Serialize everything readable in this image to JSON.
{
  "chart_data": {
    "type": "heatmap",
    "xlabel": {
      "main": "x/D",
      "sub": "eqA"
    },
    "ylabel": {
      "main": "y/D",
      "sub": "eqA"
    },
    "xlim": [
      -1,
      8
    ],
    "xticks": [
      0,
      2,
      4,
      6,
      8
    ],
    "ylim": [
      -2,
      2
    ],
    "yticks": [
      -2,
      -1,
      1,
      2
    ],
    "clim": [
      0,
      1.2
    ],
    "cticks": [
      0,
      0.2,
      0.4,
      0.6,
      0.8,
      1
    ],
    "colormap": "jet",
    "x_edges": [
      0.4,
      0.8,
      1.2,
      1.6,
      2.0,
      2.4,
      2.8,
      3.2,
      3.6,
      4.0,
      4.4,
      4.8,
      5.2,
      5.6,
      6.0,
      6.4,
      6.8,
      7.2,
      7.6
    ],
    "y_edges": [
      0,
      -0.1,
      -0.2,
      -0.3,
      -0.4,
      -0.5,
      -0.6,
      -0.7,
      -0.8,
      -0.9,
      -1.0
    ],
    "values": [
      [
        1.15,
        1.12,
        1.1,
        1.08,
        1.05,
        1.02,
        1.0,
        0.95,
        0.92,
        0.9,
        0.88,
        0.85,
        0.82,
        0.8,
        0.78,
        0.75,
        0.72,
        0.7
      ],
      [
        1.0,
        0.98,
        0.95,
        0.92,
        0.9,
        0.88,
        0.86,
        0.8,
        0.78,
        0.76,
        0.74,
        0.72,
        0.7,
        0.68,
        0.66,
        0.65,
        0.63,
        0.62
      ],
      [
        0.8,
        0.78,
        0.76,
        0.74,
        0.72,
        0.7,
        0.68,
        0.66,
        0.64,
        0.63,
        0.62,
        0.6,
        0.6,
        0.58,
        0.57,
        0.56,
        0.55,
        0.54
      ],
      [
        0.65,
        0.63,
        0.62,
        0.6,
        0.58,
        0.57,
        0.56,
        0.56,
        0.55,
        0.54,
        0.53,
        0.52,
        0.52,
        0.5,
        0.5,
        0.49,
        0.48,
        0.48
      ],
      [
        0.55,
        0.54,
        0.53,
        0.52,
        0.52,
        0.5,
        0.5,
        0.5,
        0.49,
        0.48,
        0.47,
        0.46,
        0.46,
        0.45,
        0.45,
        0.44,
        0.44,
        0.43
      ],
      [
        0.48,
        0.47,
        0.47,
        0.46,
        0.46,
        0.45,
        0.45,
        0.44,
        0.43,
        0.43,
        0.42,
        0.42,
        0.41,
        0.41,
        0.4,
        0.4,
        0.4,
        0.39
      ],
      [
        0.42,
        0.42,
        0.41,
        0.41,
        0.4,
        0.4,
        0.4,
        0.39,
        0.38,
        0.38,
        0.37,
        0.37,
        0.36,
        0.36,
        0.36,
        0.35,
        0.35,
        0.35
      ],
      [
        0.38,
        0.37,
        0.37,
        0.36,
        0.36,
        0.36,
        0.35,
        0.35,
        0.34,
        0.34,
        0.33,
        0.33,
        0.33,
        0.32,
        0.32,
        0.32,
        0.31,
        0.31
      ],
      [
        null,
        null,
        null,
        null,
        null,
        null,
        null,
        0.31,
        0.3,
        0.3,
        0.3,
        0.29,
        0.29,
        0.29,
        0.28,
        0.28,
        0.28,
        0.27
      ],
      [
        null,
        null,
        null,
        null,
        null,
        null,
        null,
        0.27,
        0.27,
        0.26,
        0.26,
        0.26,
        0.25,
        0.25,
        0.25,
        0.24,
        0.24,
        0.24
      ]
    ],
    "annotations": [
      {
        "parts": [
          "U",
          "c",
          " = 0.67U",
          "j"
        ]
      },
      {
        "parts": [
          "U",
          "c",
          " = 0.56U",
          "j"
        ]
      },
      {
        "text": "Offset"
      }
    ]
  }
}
------------------------
(Written exercise): Every record above should be output exactly.

(Solution):
Serialize everything readable in this image to JSON.
{
  "chart_data": {
    "type": "heatmap",
    "xlabel": {
      "main": "x/D",
      "sub": "eqA"
    },
    "ylabel": {
      "main": "y/D",
      "sub": "eqA"
    },
    "xlim": [
      -1,
      8
    ],
    "xticks": [
      0,
      2,
      4,
      6,
      8
    ],
    "ylim": [
      -2,
      2
    ],
    "yticks": [
      -2,
      -1,
      1,
      2
    ],
    "clim": [
      0,
      1.2
    ],
    "cticks": [
      0,
      0.2,
      0.4,
      0.6,
      0.8,
      1
    ],
    "colormap": "jet",
    "x_edges": [
      0.4,
      0.8,
      1.2,
      1.6,
      2.0,
      2.4,
      2.8,
      3.2,
      3.6,
      4.0,
      4.4,
      4.8,
      5.2,
      5.6,
      6.0,
      6.4,
      6.8,
      7.2,
      7.6
    ],
    "y_edges": [
      0,
      -0.1,
      -0.2,
      -0.3,
      -0.4,
      -0.5,
      -0.6,
      -0.7,
      -0.8,
      -0.9,
      -1.0
    ],
    "values": [
      [
        1.15,
        1.12,
        1.1,
        1.08,
        1.05,
        1.02,
        1.0,
        0.95,
        0.92,
        0.9,
        0.88,
        0.85,
        0.82,
        0.8,
        0.78,
        0.75,
        0.72,
        0.7
      ],
      [
        1.0,
        0.98,
        0.95,
        0.92,
        0.9,
        0.88,
        0.86,
        0.8,
        0.78,
        0.76,
        0.74,
        0.72,
        0.7,
        0.68,
        0.66,
        0.65,
        0.63,
        0.62
      ],
      [
        0.8,
        0.78,
        0.76,
        0.74,
        0.72,
        0.7,
        0.68,
        0.66,
        0.64,
        0.63,
        0.62,
        0.6,
        0.6,
        0.58,
        0.57,
        0.56,
        0.55,
        0.54
      ],
      [
        0.65,
        0.63,
        0.62,
        0.6,
        0.58,
        0.57,
        0.56,
        0.56,
        0.55,
        0.54,
        0.53,
        0.52,
        0.52,
        0.5,
        0.5,
        0.49,
        0.48,
        0.48
      ],
      [
        0.55,
        0.54,
        0.53,
        0.52,
        0.52,
        0.5,
        0.5,
        0.5,
        0.49,
        0.48,
        0.47,
        0.46,
        0.46,
        0.45,
        0.45,
        0.44,
        0.44,
        0.43
      ],
      [
        0.48,
        0.47,
        0.47,
        0.46,
        0.46,
        0.45,
        0.45,
        0.44,
        0.43,
        0.43,
        0.42,
        0.42,
        0.41,
        0.41,
        0.4,
        0.4,
        0.4,
        0.39
      ],
      [
        0.42,
        0.42,
        0.41,
        0.41,
        0.4,
        0.4,
        0.4,
        0.39,
        0.38,
        0.38,
        0.37,
        0.37,
        0.36,
        0.36,
        0.36,
        0.35,
        0.35,
        0.35
      ],
      [
        0.38,
        0.37,
        0.37,
        0.36,
        0.36,
        0.36,
        0.35,
        0.35,
        0.34,
        0.34,
        0.33,
        0.33,
        0.33,
        0.32,
        0.32,
        0.32,
        0.31,
        0.31
      ],
      [
        null,
        null,
        null,
        null,
        null,
        null,
        null,
        0.31,
        0.3,
        0.3,
        0.3,
        0.29,
        0.29,
        0.29,
        0.28,
        0.28,
        0.28,
        0.27
      ],
      [
        null,
        null,
        null,
        null,
        null,
        null,
        null,
        0.27,
        0.27,
        0.26,
        0.26,
        0.26,
        0.25,
        0.25,
        0.25,
        0.24,
        0.24,
        0.24
      ]
    ],
    "annotations": [
      {
        "parts": [
          "U",
          "c",
          " = 0.67U",
          "j"
        ]
      },
      {
        "parts": [
          "U",
          "c",
          " = 0.56U",
          "j"
        ]
      },
      {
        "text": "Offset"
      }
    ]
  }
}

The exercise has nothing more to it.